> **PROBLEM**
Reformat every row below as a numbered list, skipping blank lines and omitting the pictures from the output.
+++ DATA IN THIS EXERCISE
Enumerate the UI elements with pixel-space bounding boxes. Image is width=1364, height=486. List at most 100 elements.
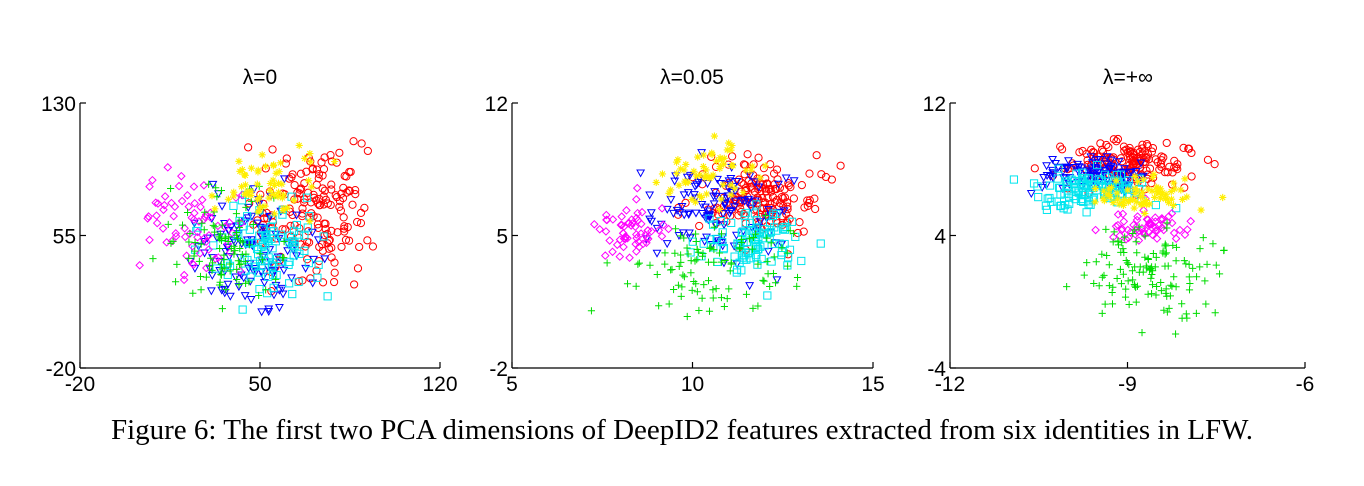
data-point-square [263, 237, 272, 246]
data-point-star [1177, 186, 1185, 194]
data-point-plus [1199, 233, 1207, 242]
data-point-triangle-down [678, 229, 688, 238]
data-point-plus [603, 259, 611, 267]
data-point-plus [1144, 254, 1152, 263]
data-point-circle [355, 242, 364, 252]
data-point-plus [1133, 282, 1142, 290]
data-point-triangle-down [1039, 173, 1049, 182]
data-point-plus [1189, 264, 1197, 272]
data-point-diamond [664, 224, 673, 234]
data-point-plus [262, 286, 270, 294]
data-point-square [716, 217, 725, 226]
data-point-triangle-down [308, 279, 318, 288]
data-point-star [269, 176, 277, 184]
data-point-plus [249, 220, 257, 229]
data-point-triangle-down [679, 211, 689, 220]
data-point-circle [1128, 152, 1137, 162]
data-point-plus [1083, 259, 1091, 267]
data-point-square [1065, 199, 1074, 208]
data-point-star [1181, 175, 1189, 183]
data-point-triangle-down [1058, 167, 1068, 176]
data-point-diamond [1132, 215, 1142, 225]
data-point-circle [1125, 143, 1134, 153]
data-point-square [730, 252, 739, 261]
data-point-star [1091, 184, 1099, 193]
data-point-circle [1056, 142, 1065, 151]
data-point-square [706, 235, 715, 244]
data-point-square [252, 244, 262, 254]
data-point-star [211, 205, 219, 213]
data-point-plus [242, 279, 250, 288]
data-point-plus [671, 249, 679, 257]
data-point-plus [655, 302, 663, 310]
data-point-plus [205, 262, 214, 270]
data-point-triangle-down [246, 295, 256, 304]
data-point-star [1148, 187, 1156, 195]
data-point-circle [368, 242, 378, 251]
data-point-circle [327, 180, 336, 189]
data-point-square [699, 239, 708, 248]
data-point-circle [295, 189, 304, 198]
data-point-square [770, 223, 779, 232]
data-point-diamond [1139, 227, 1148, 236]
data-point-diamond [204, 245, 213, 254]
data-point-square [1062, 177, 1071, 186]
data-point-triangle-down [679, 191, 689, 200]
data-point-triangle-down [740, 197, 750, 206]
data-point-plus [167, 239, 175, 247]
data-point-plus [726, 267, 734, 275]
data-point-plus [1122, 256, 1130, 265]
data-point-star [1144, 185, 1152, 193]
data-point-plus [211, 223, 219, 231]
x-tick-label: 50 [248, 373, 271, 396]
data-point-plus [727, 260, 735, 268]
data-point-star [756, 174, 764, 182]
data-point-plus [1196, 263, 1204, 271]
data-point-plus [185, 238, 193, 246]
data-point-plus [778, 244, 786, 252]
data-point-square [313, 273, 322, 282]
data-point-plus [763, 258, 771, 266]
data-point-triangle-down [666, 196, 676, 205]
data-point-plus [1169, 241, 1177, 250]
data-point-circle [1113, 134, 1123, 144]
data-point-circle [1163, 168, 1172, 177]
data-point-plus [218, 265, 226, 273]
data-point-triangle-down [279, 175, 289, 184]
data-point-star [742, 166, 750, 174]
data-point-square [1034, 192, 1043, 202]
data-point-star [681, 177, 689, 185]
data-point-star [1158, 189, 1166, 197]
data-point-triangle-down [730, 197, 740, 206]
data-point-star [261, 162, 270, 170]
data-point-plus [242, 203, 250, 212]
data-point-star [1171, 185, 1179, 193]
data-point-plus [278, 254, 287, 262]
data-point-circle [805, 196, 814, 205]
data-point-triangle-down [710, 188, 720, 197]
data-point-diamond [159, 205, 168, 215]
data-point-triangle-down [1026, 189, 1036, 199]
y-tick-label: -20 [46, 358, 76, 381]
chart-title: λ=+∞ [1103, 66, 1153, 89]
data-point-plus [1098, 273, 1106, 281]
data-point-plus [1129, 276, 1137, 284]
data-point-diamond [1131, 222, 1141, 232]
data-point-circle [319, 165, 329, 174]
data-point-diamond [1119, 217, 1129, 226]
data-point-diamond [608, 247, 617, 257]
data-point-diamond [179, 275, 189, 285]
data-point-plus [1192, 273, 1201, 281]
data-point-triangle-down [247, 212, 257, 221]
data-point-plus [749, 304, 757, 312]
data-point-plus [1117, 280, 1126, 288]
data-point-diamond [634, 237, 643, 247]
data-point-star [1124, 186, 1132, 194]
data-point-square [780, 225, 790, 234]
data-point-circle [331, 191, 340, 200]
data-point-plus [587, 307, 596, 315]
data-point-star [295, 141, 303, 150]
data-point-plus [216, 278, 224, 286]
data-point-circle [1030, 164, 1039, 173]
++++++
> **RESULT OF THE TASK**
1. Enumerate the UI elements with pixel-space bounding boxes. Image is width=1364, height=486. List at most 100 elements.
2. data-point-square [263, 237, 272, 246]
3. data-point-star [1177, 186, 1185, 194]
4. data-point-plus [1199, 233, 1207, 242]
5. data-point-triangle-down [678, 229, 688, 238]
6. data-point-plus [603, 259, 611, 267]
7. data-point-plus [1144, 254, 1152, 263]
8. data-point-circle [355, 242, 364, 252]
9. data-point-plus [1133, 282, 1142, 290]
10. data-point-triangle-down [1039, 173, 1049, 182]
11. data-point-plus [1189, 264, 1197, 272]
12. data-point-diamond [664, 224, 673, 234]
13. data-point-plus [262, 286, 270, 294]
14. data-point-square [716, 217, 725, 226]
15. data-point-triangle-down [308, 279, 318, 288]
16. data-point-star [269, 176, 277, 184]
17. data-point-plus [249, 220, 257, 229]
18. data-point-triangle-down [679, 211, 689, 220]
19. data-point-circle [1128, 152, 1137, 162]
20. data-point-plus [1083, 259, 1091, 267]
21. data-point-square [1065, 199, 1074, 208]
22. data-point-star [1181, 175, 1189, 183]
23. data-point-triangle-down [1058, 167, 1068, 176]
24. data-point-diamond [1132, 215, 1142, 225]
25. data-point-circle [1125, 143, 1134, 153]
26. data-point-square [730, 252, 739, 261]
27. data-point-star [1091, 184, 1099, 193]
28. data-point-circle [1056, 142, 1065, 151]
29. data-point-square [706, 235, 715, 244]
30. data-point-square [252, 244, 262, 254]
31. data-point-star [211, 205, 219, 213]
32. data-point-plus [242, 279, 250, 288]
33. data-point-plus [671, 249, 679, 257]
34. data-point-plus [655, 302, 663, 310]
35. data-point-plus [205, 262, 214, 270]
36. data-point-triangle-down [246, 295, 256, 304]
37. data-point-star [1148, 187, 1156, 195]
38. data-point-circle [368, 242, 378, 251]
39. data-point-circle [327, 180, 336, 189]
40. data-point-square [699, 239, 708, 248]
41. data-point-circle [295, 189, 304, 198]
42. data-point-square [770, 223, 779, 232]
43. data-point-diamond [1139, 227, 1148, 236]
44. data-point-diamond [204, 245, 213, 254]
45. data-point-square [1062, 177, 1071, 186]
46. data-point-triangle-down [679, 191, 689, 200]
47. data-point-triangle-down [740, 197, 750, 206]
48. data-point-plus [167, 239, 175, 247]
49. data-point-plus [726, 267, 734, 275]
50. data-point-plus [1122, 256, 1130, 265]
51. data-point-star [1144, 185, 1152, 193]
52. data-point-plus [211, 223, 219, 231]
53. x-tick-label: 50 [248, 373, 271, 396]
54. data-point-plus [727, 260, 735, 268]
55. data-point-star [756, 174, 764, 182]
56. data-point-plus [1196, 263, 1204, 271]
57. data-point-plus [185, 238, 193, 246]
58. data-point-plus [778, 244, 786, 252]
59. data-point-square [313, 273, 322, 282]
60. data-point-plus [763, 258, 771, 266]
61. data-point-triangle-down [666, 196, 676, 205]
62. data-point-plus [1169, 241, 1177, 250]
63. data-point-circle [1113, 134, 1123, 144]
64. data-point-circle [1163, 168, 1172, 177]
65. data-point-plus [218, 265, 226, 273]
66. data-point-triangle-down [279, 175, 289, 184]
67. data-point-star [742, 166, 750, 174]
68. data-point-square [1034, 192, 1043, 202]
69. data-point-star [681, 177, 689, 185]
70. data-point-star [1158, 189, 1166, 197]
71. data-point-triangle-down [730, 197, 740, 206]
72. data-point-star [261, 162, 270, 170]
73. data-point-plus [242, 203, 250, 212]
74. data-point-star [1171, 185, 1179, 193]
75. data-point-plus [278, 254, 287, 262]
76. data-point-circle [805, 196, 814, 205]
77. data-point-triangle-down [710, 188, 720, 197]
78. data-point-diamond [159, 205, 168, 215]
79. data-point-triangle-down [1026, 189, 1036, 199]
80. y-tick-label: -20 [46, 358, 76, 381]
81. chart-title: λ=+∞ [1103, 66, 1153, 89]
82. data-point-plus [1098, 273, 1106, 281]
83. data-point-plus [1129, 276, 1137, 284]
84. data-point-diamond [1131, 222, 1141, 232]
85. data-point-circle [319, 165, 329, 174]
86. data-point-diamond [1119, 217, 1129, 226]
87. data-point-diamond [608, 247, 617, 257]
88. data-point-diamond [179, 275, 189, 285]
89. data-point-plus [1192, 273, 1201, 281]
90. data-point-triangle-down [247, 212, 257, 221]
91. data-point-plus [749, 304, 757, 312]
92. data-point-plus [1117, 280, 1126, 288]
93. data-point-diamond [634, 237, 643, 247]
94. data-point-star [1124, 186, 1132, 194]
95. data-point-square [780, 225, 790, 234]
96. data-point-circle [331, 191, 340, 200]
97. data-point-plus [587, 307, 596, 315]
98. data-point-star [295, 141, 303, 150]
99. data-point-plus [216, 278, 224, 286]
100. data-point-circle [1030, 164, 1039, 173]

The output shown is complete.